# Task data
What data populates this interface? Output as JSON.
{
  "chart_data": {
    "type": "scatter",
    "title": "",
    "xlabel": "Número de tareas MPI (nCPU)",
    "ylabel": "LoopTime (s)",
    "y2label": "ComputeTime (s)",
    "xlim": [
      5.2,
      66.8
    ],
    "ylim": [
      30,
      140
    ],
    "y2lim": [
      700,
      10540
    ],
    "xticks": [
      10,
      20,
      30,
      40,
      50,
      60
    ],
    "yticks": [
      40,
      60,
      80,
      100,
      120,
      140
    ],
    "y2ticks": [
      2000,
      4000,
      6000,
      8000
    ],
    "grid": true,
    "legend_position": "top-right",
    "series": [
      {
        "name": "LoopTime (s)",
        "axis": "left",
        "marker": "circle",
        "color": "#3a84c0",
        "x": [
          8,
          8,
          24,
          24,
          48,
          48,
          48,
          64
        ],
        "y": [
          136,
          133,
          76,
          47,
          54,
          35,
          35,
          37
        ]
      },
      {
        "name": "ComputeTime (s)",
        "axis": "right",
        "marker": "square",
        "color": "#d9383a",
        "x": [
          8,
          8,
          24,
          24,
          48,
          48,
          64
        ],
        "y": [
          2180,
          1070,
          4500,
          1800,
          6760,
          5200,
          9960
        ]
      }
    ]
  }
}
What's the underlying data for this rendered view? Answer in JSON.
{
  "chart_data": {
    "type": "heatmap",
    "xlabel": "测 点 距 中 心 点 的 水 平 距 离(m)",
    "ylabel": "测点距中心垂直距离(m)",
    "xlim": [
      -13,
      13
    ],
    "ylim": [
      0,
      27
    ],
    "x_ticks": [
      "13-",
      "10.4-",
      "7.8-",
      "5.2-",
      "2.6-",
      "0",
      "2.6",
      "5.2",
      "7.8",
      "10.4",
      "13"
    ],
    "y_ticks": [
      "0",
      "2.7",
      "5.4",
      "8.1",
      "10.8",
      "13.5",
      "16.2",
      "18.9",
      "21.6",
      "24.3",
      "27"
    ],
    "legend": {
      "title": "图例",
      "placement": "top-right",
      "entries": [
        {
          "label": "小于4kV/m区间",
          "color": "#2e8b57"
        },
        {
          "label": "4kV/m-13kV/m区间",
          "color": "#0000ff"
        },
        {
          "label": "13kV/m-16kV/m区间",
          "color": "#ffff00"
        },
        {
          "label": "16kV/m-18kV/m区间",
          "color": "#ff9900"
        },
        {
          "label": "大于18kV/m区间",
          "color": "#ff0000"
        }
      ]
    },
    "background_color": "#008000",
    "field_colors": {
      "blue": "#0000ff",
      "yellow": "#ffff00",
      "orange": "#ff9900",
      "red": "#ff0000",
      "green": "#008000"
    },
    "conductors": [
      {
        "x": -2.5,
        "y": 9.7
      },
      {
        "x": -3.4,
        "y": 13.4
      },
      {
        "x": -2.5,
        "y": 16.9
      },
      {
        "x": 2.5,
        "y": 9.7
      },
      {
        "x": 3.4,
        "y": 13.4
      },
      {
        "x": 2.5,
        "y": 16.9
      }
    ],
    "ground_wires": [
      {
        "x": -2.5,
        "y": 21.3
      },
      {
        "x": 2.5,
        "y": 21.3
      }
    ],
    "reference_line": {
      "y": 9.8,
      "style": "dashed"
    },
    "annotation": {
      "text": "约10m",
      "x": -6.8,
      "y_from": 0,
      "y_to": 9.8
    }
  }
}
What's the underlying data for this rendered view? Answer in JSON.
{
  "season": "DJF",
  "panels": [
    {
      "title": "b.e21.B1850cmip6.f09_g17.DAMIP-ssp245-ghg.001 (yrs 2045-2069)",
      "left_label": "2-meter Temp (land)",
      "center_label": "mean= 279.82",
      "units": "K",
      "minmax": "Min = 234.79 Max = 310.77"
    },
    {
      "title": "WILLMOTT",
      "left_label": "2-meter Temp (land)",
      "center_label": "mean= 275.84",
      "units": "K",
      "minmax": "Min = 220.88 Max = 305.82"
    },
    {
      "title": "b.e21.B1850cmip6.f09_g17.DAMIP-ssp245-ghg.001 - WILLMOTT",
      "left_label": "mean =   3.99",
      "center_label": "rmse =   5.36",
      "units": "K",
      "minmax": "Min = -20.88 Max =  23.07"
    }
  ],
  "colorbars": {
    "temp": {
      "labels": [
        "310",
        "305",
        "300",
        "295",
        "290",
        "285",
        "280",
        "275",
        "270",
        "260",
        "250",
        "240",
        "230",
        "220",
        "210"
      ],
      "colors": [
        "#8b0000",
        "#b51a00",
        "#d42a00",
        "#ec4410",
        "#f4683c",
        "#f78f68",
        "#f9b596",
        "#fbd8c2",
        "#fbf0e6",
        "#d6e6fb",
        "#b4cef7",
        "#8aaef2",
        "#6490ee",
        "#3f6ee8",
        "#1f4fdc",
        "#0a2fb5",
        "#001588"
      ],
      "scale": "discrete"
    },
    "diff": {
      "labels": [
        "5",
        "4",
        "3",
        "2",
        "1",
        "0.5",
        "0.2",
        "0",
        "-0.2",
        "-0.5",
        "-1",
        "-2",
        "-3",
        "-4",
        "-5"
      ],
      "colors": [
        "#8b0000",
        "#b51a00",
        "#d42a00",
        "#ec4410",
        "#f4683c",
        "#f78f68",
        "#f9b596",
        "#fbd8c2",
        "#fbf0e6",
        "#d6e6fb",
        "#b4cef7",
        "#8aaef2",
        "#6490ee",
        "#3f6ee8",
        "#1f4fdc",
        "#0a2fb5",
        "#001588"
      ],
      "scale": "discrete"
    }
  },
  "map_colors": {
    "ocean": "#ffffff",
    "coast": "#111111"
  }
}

# Short problem
Reproduce the listing above word for word.

# Result for this task
What data populates this interface? Output as JSON.
{
  "chart_data": {
    "type": "scatter",
    "title": "",
    "xlabel": "Número de tareas MPI (nCPU)",
    "ylabel": "LoopTime (s)",
    "y2label": "ComputeTime (s)",
    "xlim": [
      5.2,
      66.8
    ],
    "ylim": [
      30,
      140
    ],
    "y2lim": [
      700,
      10540
    ],
    "xticks": [
      10,
      20,
      30,
      40,
      50,
      60
    ],
    "yticks": [
      40,
      60,
      80,
      100,
      120,
      140
    ],
    "y2ticks": [
      2000,
      4000,
      6000,
      8000
    ],
    "grid": true,
    "legend_position": "top-right",
    "series": [
      {
        "name": "LoopTime (s)",
        "axis": "left",
        "marker": "circle",
        "color": "#3a84c0",
        "x": [
          8,
          8,
          24,
          24,
          48,
          48,
          48,
          64
        ],
        "y": [
          136,
          133,
          76,
          47,
          54,
          35,
          35,
          37
        ]
      },
      {
        "name": "ComputeTime (s)",
        "axis": "right",
        "marker": "square",
        "color": "#d9383a",
        "x": [
          8,
          8,
          24,
          24,
          48,
          48,
          64
        ],
        "y": [
          2180,
          1070,
          4500,
          1800,
          6760,
          5200,
          9960
        ]
      }
    ]
  }
}
What's the underlying data for this rendered view? Answer in JSON.
{
  "chart_data": {
    "type": "heatmap",
    "xlabel": "测 点 距 中 心 点 的 水 平 距 离(m)",
    "ylabel": "测点距中心垂直距离(m)",
    "xlim": [
      -13,
      13
    ],
    "ylim": [
      0,
      27
    ],
    "x_ticks": [
      "13-",
      "10.4-",
      "7.8-",
      "5.2-",
      "2.6-",
      "0",
      "2.6",
      "5.2",
      "7.8",
      "10.4",
      "13"
    ],
    "y_ticks": [
      "0",
      "2.7",
      "5.4",
      "8.1",
      "10.8",
      "13.5",
      "16.2",
      "18.9",
      "21.6",
      "24.3",
      "27"
    ],
    "legend": {
      "title": "图例",
      "placement": "top-right",
      "entries": [
        {
          "label": "小于4kV/m区间",
          "color": "#2e8b57"
        },
        {
          "label": "4kV/m-13kV/m区间",
          "color": "#0000ff"
        },
        {
          "label": "13kV/m-16kV/m区间",
          "color": "#ffff00"
        },
        {
          "label": "16kV/m-18kV/m区间",
          "color": "#ff9900"
        },
        {
          "label": "大于18kV/m区间",
          "color": "#ff0000"
        }
      ]
    },
    "background_color": "#008000",
    "field_colors": {
      "blue": "#0000ff",
      "yellow": "#ffff00",
      "orange": "#ff9900",
      "red": "#ff0000",
      "green": "#008000"
    },
    "conductors": [
      {
        "x": -2.5,
        "y": 9.7
      },
      {
        "x": -3.4,
        "y": 13.4
      },
      {
        "x": -2.5,
        "y": 16.9
      },
      {
        "x": 2.5,
        "y": 9.7
      },
      {
        "x": 3.4,
        "y": 13.4
      },
      {
        "x": 2.5,
        "y": 16.9
      }
    ],
    "ground_wires": [
      {
        "x": -2.5,
        "y": 21.3
      },
      {
        "x": 2.5,
        "y": 21.3
      }
    ],
    "reference_line": {
      "y": 9.8,
      "style": "dashed"
    },
    "annotation": {
      "text": "约10m",
      "x": -6.8,
      "y_from": 0,
      "y_to": 9.8
    }
  }
}
What's the underlying data for this rendered view? Answer in JSON.
{
  "season": "DJF",
  "panels": [
    {
      "title": "b.e21.B1850cmip6.f09_g17.DAMIP-ssp245-ghg.001 (yrs 2045-2069)",
      "left_label": "2-meter Temp (land)",
      "center_label": "mean= 279.82",
      "units": "K",
      "minmax": "Min = 234.79 Max = 310.77"
    },
    {
      "title": "WILLMOTT",
      "left_label": "2-meter Temp (land)",
      "center_label": "mean= 275.84",
      "units": "K",
      "minmax": "Min = 220.88 Max = 305.82"
    },
    {
      "title": "b.e21.B1850cmip6.f09_g17.DAMIP-ssp245-ghg.001 - WILLMOTT",
      "left_label": "mean =   3.99",
      "center_label": "rmse =   5.36",
      "units": "K",
      "minmax": "Min = -20.88 Max =  23.07"
    }
  ],
  "colorbars": {
    "temp": {
      "labels": [
        "310",
        "305",
        "300",
        "295",
        "290",
        "285",
        "280",
        "275",
        "270",
        "260",
        "250",
        "240",
        "230",
        "220",
        "210"
      ],
      "colors": [
        "#8b0000",
        "#b51a00",
        "#d42a00",
        "#ec4410",
        "#f4683c",
        "#f78f68",
        "#f9b596",
        "#fbd8c2",
        "#fbf0e6",
        "#d6e6fb",
        "#b4cef7",
        "#8aaef2",
        "#6490ee",
        "#3f6ee8",
        "#1f4fdc",
        "#0a2fb5",
        "#001588"
      ],
      "scale": "discrete"
    },
    "diff": {
      "labels": [
        "5",
        "4",
        "3",
        "2",
        "1",
        "0.5",
        "0.2",
        "0",
        "-0.2",
        "-0.5",
        "-1",
        "-2",
        "-3",
        "-4",
        "-5"
      ],
      "colors": [
        "#8b0000",
        "#b51a00",
        "#d42a00",
        "#ec4410",
        "#f4683c",
        "#f78f68",
        "#f9b596",
        "#fbd8c2",
        "#fbf0e6",
        "#d6e6fb",
        "#b4cef7",
        "#8aaef2",
        "#6490ee",
        "#3f6ee8",
        "#1f4fdc",
        "#0a2fb5",
        "#001588"
      ],
      "scale": "discrete"
    }
  },
  "map_colors": {
    "ocean": "#ffffff",
    "coast": "#111111"
  }
}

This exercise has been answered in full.